GIVEN REQUEST:
Set down the material once more, exactly as it appears.

SUPPLIED MATERIAL:
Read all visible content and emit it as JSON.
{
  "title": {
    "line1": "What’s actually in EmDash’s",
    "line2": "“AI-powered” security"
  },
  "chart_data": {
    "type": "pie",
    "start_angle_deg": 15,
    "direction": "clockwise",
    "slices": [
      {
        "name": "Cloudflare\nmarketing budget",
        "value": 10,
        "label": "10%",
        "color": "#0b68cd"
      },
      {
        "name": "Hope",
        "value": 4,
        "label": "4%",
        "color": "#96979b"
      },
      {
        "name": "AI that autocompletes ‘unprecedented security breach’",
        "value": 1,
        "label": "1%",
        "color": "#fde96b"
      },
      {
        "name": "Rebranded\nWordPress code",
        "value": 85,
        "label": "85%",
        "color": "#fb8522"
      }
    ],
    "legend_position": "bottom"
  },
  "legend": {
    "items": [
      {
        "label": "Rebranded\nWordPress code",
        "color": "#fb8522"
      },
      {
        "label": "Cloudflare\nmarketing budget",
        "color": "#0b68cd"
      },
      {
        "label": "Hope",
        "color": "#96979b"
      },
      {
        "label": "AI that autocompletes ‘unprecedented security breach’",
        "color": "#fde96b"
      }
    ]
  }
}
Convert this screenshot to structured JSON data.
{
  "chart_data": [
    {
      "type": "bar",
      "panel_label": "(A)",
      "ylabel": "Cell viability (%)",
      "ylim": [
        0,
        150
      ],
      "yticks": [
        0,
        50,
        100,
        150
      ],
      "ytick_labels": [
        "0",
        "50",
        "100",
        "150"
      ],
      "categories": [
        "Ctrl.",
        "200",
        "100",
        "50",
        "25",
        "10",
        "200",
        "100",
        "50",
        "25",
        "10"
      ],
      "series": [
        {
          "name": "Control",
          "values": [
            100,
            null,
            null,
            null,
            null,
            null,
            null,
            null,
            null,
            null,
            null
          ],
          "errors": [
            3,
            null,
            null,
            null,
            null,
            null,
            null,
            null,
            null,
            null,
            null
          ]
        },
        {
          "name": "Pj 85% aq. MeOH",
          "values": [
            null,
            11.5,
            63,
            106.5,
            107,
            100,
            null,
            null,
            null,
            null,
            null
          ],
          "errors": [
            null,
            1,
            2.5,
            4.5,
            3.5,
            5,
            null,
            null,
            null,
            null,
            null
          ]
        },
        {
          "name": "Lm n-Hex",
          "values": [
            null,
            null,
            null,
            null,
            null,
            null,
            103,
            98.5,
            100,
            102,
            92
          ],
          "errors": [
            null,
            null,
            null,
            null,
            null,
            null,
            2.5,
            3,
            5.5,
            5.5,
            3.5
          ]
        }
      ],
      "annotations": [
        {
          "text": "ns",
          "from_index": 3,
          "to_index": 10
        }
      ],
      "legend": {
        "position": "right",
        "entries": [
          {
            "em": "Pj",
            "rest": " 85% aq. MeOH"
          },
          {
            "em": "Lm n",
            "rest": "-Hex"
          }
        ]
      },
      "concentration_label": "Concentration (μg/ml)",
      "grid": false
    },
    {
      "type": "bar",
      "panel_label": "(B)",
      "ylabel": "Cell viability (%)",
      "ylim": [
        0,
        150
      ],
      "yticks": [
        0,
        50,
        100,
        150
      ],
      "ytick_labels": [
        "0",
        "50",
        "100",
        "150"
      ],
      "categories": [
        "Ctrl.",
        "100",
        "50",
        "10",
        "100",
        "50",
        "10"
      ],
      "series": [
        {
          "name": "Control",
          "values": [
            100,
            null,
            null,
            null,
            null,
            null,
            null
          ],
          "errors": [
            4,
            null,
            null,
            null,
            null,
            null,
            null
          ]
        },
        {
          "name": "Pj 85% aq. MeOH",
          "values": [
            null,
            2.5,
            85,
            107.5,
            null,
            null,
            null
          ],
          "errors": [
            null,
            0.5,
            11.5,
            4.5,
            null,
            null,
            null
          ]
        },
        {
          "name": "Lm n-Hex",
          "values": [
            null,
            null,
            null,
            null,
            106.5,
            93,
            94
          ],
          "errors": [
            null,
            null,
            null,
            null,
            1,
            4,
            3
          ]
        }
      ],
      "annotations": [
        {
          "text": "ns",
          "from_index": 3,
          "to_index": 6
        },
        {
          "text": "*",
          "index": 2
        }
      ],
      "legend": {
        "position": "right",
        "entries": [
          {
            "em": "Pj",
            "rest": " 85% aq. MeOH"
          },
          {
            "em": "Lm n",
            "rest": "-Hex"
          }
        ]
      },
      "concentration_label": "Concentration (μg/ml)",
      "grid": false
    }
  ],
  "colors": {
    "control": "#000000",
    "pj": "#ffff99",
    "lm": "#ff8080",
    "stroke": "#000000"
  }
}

RESULT OF THE EXERCISE:
Read all visible content and emit it as JSON.
{
  "title": {
    "line1": "What’s actually in EmDash’s",
    "line2": "“AI-powered” security"
  },
  "chart_data": {
    "type": "pie",
    "start_angle_deg": 15,
    "direction": "clockwise",
    "slices": [
      {
        "name": "Cloudflare\nmarketing budget",
        "value": 10,
        "label": "10%",
        "color": "#0b68cd"
      },
      {
        "name": "Hope",
        "value": 4,
        "label": "4%",
        "color": "#96979b"
      },
      {
        "name": "AI that autocompletes ‘unprecedented security breach’",
        "value": 1,
        "label": "1%",
        "color": "#fde96b"
      },
      {
        "name": "Rebranded\nWordPress code",
        "value": 85,
        "label": "85%",
        "color": "#fb8522"
      }
    ],
    "legend_position": "bottom"
  },
  "legend": {
    "items": [
      {
        "label": "Rebranded\nWordPress code",
        "color": "#fb8522"
      },
      {
        "label": "Cloudflare\nmarketing budget",
        "color": "#0b68cd"
      },
      {
        "label": "Hope",
        "color": "#96979b"
      },
      {
        "label": "AI that autocompletes ‘unprecedented security breach’",
        "color": "#fde96b"
      }
    ]
  }
}
Convert this screenshot to structured JSON data.
{
  "chart_data": [
    {
      "type": "bar",
      "panel_label": "(A)",
      "ylabel": "Cell viability (%)",
      "ylim": [
        0,
        150
      ],
      "yticks": [
        0,
        50,
        100,
        150
      ],
      "ytick_labels": [
        "0",
        "50",
        "100",
        "150"
      ],
      "categories": [
        "Ctrl.",
        "200",
        "100",
        "50",
        "25",
        "10",
        "200",
        "100",
        "50",
        "25",
        "10"
      ],
      "series": [
        {
          "name": "Control",
          "values": [
            100,
            null,
            null,
            null,
            null,
            null,
            null,
            null,
            null,
            null,
            null
          ],
          "errors": [
            3,
            null,
            null,
            null,
            null,
            null,
            null,
            null,
            null,
            null,
            null
          ]
        },
        {
          "name": "Pj 85% aq. MeOH",
          "values": [
            null,
            11.5,
            63,
            106.5,
            107,
            100,
            null,
            null,
            null,
            null,
            null
          ],
          "errors": [
            null,
            1,
            2.5,
            4.5,
            3.5,
            5,
            null,
            null,
            null,
            null,
            null
          ]
        },
        {
          "name": "Lm n-Hex",
          "values": [
            null,
            null,
            null,
            null,
            null,
            null,
            103,
            98.5,
            100,
            102,
            92
          ],
          "errors": [
            null,
            null,
            null,
            null,
            null,
            null,
            2.5,
            3,
            5.5,
            5.5,
            3.5
          ]
        }
      ],
      "annotations": [
        {
          "text": "ns",
          "from_index": 3,
          "to_index": 10
        }
      ],
      "legend": {
        "position": "right",
        "entries": [
          {
            "em": "Pj",
            "rest": " 85% aq. MeOH"
          },
          {
            "em": "Lm n",
            "rest": "-Hex"
          }
        ]
      },
      "concentration_label": "Concentration (μg/ml)",
      "grid": false
    },
    {
      "type": "bar",
      "panel_label": "(B)",
      "ylabel": "Cell viability (%)",
      "ylim": [
        0,
        150
      ],
      "yticks": [
        0,
        50,
        100,
        150
      ],
      "ytick_labels": [
        "0",
        "50",
        "100",
        "150"
      ],
      "categories": [
        "Ctrl.",
        "100",
        "50",
        "10",
        "100",
        "50",
        "10"
      ],
      "series": [
        {
          "name": "Control",
          "values": [
            100,
            null,
            null,
            null,
            null,
            null,
            null
          ],
          "errors": [
            4,
            null,
            null,
            null,
            null,
            null,
            null
          ]
        },
        {
          "name": "Pj 85% aq. MeOH",
          "values": [
            null,
            2.5,
            85,
            107.5,
            null,
            null,
            null
          ],
          "errors": [
            null,
            0.5,
            11.5,
            4.5,
            null,
            null,
            null
          ]
        },
        {
          "name": "Lm n-Hex",
          "values": [
            null,
            null,
            null,
            null,
            106.5,
            93,
            94
          ],
          "errors": [
            null,
            null,
            null,
            null,
            1,
            4,
            3
          ]
        }
      ],
      "annotations": [
        {
          "text": "ns",
          "from_index": 3,
          "to_index": 6
        },
        {
          "text": "*",
          "index": 2
        }
      ],
      "legend": {
        "position": "right",
        "entries": [
          {
            "em": "Pj",
            "rest": " 85% aq. MeOH"
          },
          {
            "em": "Lm n",
            "rest": "-Hex"
          }
        ]
      },
      "concentration_label": "Concentration (μg/ml)",
      "grid": false
    }
  ],
  "colors": {
    "control": "#000000",
    "pj": "#ffff99",
    "lm": "#ff8080",
    "stroke": "#000000"
  }
}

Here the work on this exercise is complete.